Stated goal
Your task is to output the listing word for word, with pictures excluded.

[Saved entries]
# # # # # # #
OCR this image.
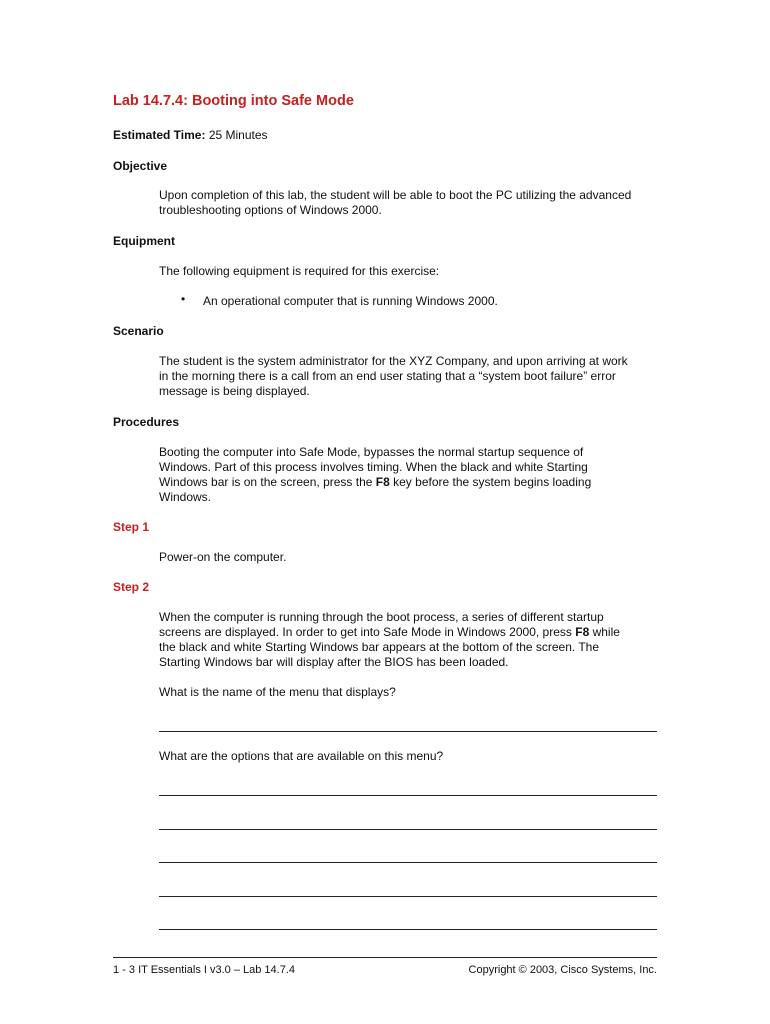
Lab 14.7.4: Booting into Safe Mode
Estimated Time: 25 Minutes
Objective
Upon completion of this lab, the student will be able to boot the PC utilizing the advanced
troubleshooting options of Windows 2000.
Equipment
The following equipment is required for this exercise:
• An operational computer that is running Windows 2000.
Scenario
The student is the system administrator for the XYZ Company, and upon arriving at work
in the morning there is a call from an end user stating that a “system boot failure” error
message is being displayed.
Procedures
Booting the computer into Safe Mode, bypasses the normal startup sequence of
Windows. Part of this process involves timing. When the black and white Starting
Windows bar is on the screen, press the F8 key before the system begins loading
Windows.
Step 1
Power-on the computer.
Step 2
When the computer is running through the boot process, a series of different startup
screens are displayed. In order to get into Safe Mode in Windows 2000, press F8 while
the black and white Starting Windows bar appears at the bottom of the screen. The
Starting Windows bar will display after the BIOS has been loaded.
What is the name of the menu that displays?
What are the options that are available on this menu?
1 - 3 IT Essentials I v3.0 – Lab 14.7.4	Copyright © 2003, Cisco Systems, Inc.
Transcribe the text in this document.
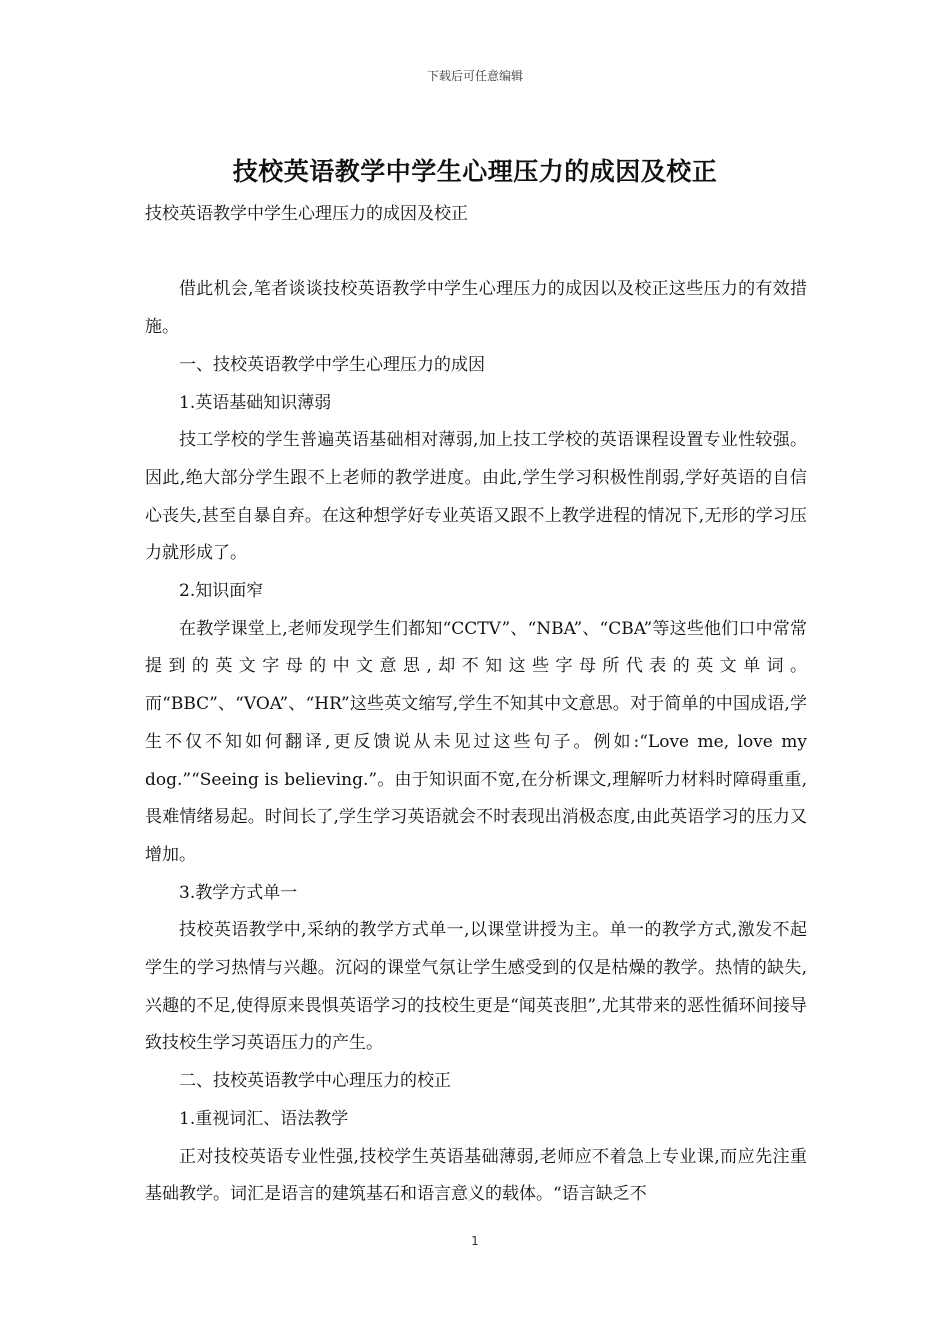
下载后可任意编辑
技校英语教学中学生心理压力的成因及校正

技校英语教学中学生心理压力的成因及校正

借此机会,笔者谈谈技校英语教学中学生心理压力的成因以及校正这些压力的有效措施。

一、技校英语教学中学生心理压力的成因

1.英语基础知识薄弱

技工学校的学生普遍英语基础相对薄弱,加上技工学校的英语课程设置专业性较强。因此,绝大部分学生跟不上老师的教学进度。由此,学生学习积极性削弱,学好英语的自信心丧失,甚至自暴自弃。在这种想学好专业英语又跟不上教学进程的情况下,无形的学习压力就形成了。

2.知识面窄

在教学课堂上,老师发现学生们都知“CCTV”、“NBA”、“CBA”等这些他们口中常常提到的英文字母的中文意思,却不知这些字母所代表的英文单词。而“BBC”、“VOA”、“HR”这些英文缩写,学生不知其中文意思。对于简单的中国成语,学生不仅不知如何翻译,更反馈说从未见过这些句子。例如:“Love me, love my dog.”“Seeing is believing.”。由于知识面不宽,在分析课文,理解听力材料时障碍重重,畏难情绪易起。时间长了,学生学习英语就会不时表现出消极态度,由此英语学习的压力又增加。

3.教学方式单一

技校英语教学中,采纳的教学方式单一,以课堂讲授为主。单一的教学方式,激发不起学生的学习热情与兴趣。沉闷的课堂气氛让学生感受到的仅是枯燥的教学。热情的缺失,兴趣的不足,使得原来畏惧英语学习的技校生更是“闻英丧胆”,尤其带来的恶性循环间接导致技校生学习英语压力的产生。

二、技校英语教学中心理压力的校正

1.重视词汇、语法教学

正对技校英语专业性强,技校学生英语基础薄弱,老师应不着急上专业课,而应先注重基础教学。词汇是语言的建筑基石和语言意义的载体。“语言缺乏不

1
# # # # # # #
Complete response
OCR this image.
Lab 14.7.4: Booting into Safe Mode
Estimated Time: 25 Minutes
Objective
Upon completion of this lab, the student will be able to boot the PC utilizing the advanced
troubleshooting options of Windows 2000.
Equipment
The following equipment is required for this exercise:
• An operational computer that is running Windows 2000.
Scenario
The student is the system administrator for the XYZ Company, and upon arriving at work
in the morning there is a call from an end user stating that a “system boot failure” error
message is being displayed.
Procedures
Booting the computer into Safe Mode, bypasses the normal startup sequence of
Windows. Part of this process involves timing. When the black and white Starting
Windows bar is on the screen, press the F8 key before the system begins loading
Windows.
Step 1
Power-on the computer.
Step 2
When the computer is running through the boot process, a series of different startup
screens are displayed. In order to get into Safe Mode in Windows 2000, press F8 while
the black and white Starting Windows bar appears at the bottom of the screen. The
Starting Windows bar will display after the BIOS has been loaded.
What is the name of the menu that displays?
What are the options that are available on this menu?
1 - 3 IT Essentials I v3.0 – Lab 14.7.4	Copyright © 2003, Cisco Systems, Inc.
Transcribe the text in this document.
下载后可任意编辑
技校英语教学中学生心理压力的成因及校正

技校英语教学中学生心理压力的成因及校正

借此机会,笔者谈谈技校英语教学中学生心理压力的成因以及校正这些压力的有效措施。

一、技校英语教学中学生心理压力的成因

1.英语基础知识薄弱

技工学校的学生普遍英语基础相对薄弱,加上技工学校的英语课程设置专业性较强。因此,绝大部分学生跟不上老师的教学进度。由此,学生学习积极性削弱,学好英语的自信心丧失,甚至自暴自弃。在这种想学好专业英语又跟不上教学进程的情况下,无形的学习压力就形成了。

2.知识面窄

在教学课堂上,老师发现学生们都知“CCTV”、“NBA”、“CBA”等这些他们口中常常提到的英文字母的中文意思,却不知这些字母所代表的英文单词。而“BBC”、“VOA”、“HR”这些英文缩写,学生不知其中文意思。对于简单的中国成语,学生不仅不知如何翻译,更反馈说从未见过这些句子。例如:“Love me, love my dog.”“Seeing is believing.”。由于知识面不宽,在分析课文,理解听力材料时障碍重重,畏难情绪易起。时间长了,学生学习英语就会不时表现出消极态度,由此英语学习的压力又增加。

3.教学方式单一

技校英语教学中,采纳的教学方式单一,以课堂讲授为主。单一的教学方式,激发不起学生的学习热情与兴趣。沉闷的课堂气氛让学生感受到的仅是枯燥的教学。热情的缺失,兴趣的不足,使得原来畏惧英语学习的技校生更是“闻英丧胆”,尤其带来的恶性循环间接导致技校生学习英语压力的产生。

二、技校英语教学中心理压力的校正

1.重视词汇、语法教学

正对技校英语专业性强,技校学生英语基础薄弱,老师应不着急上专业课,而应先注重基础教学。词汇是语言的建筑基石和语言意义的载体。“语言缺乏不

1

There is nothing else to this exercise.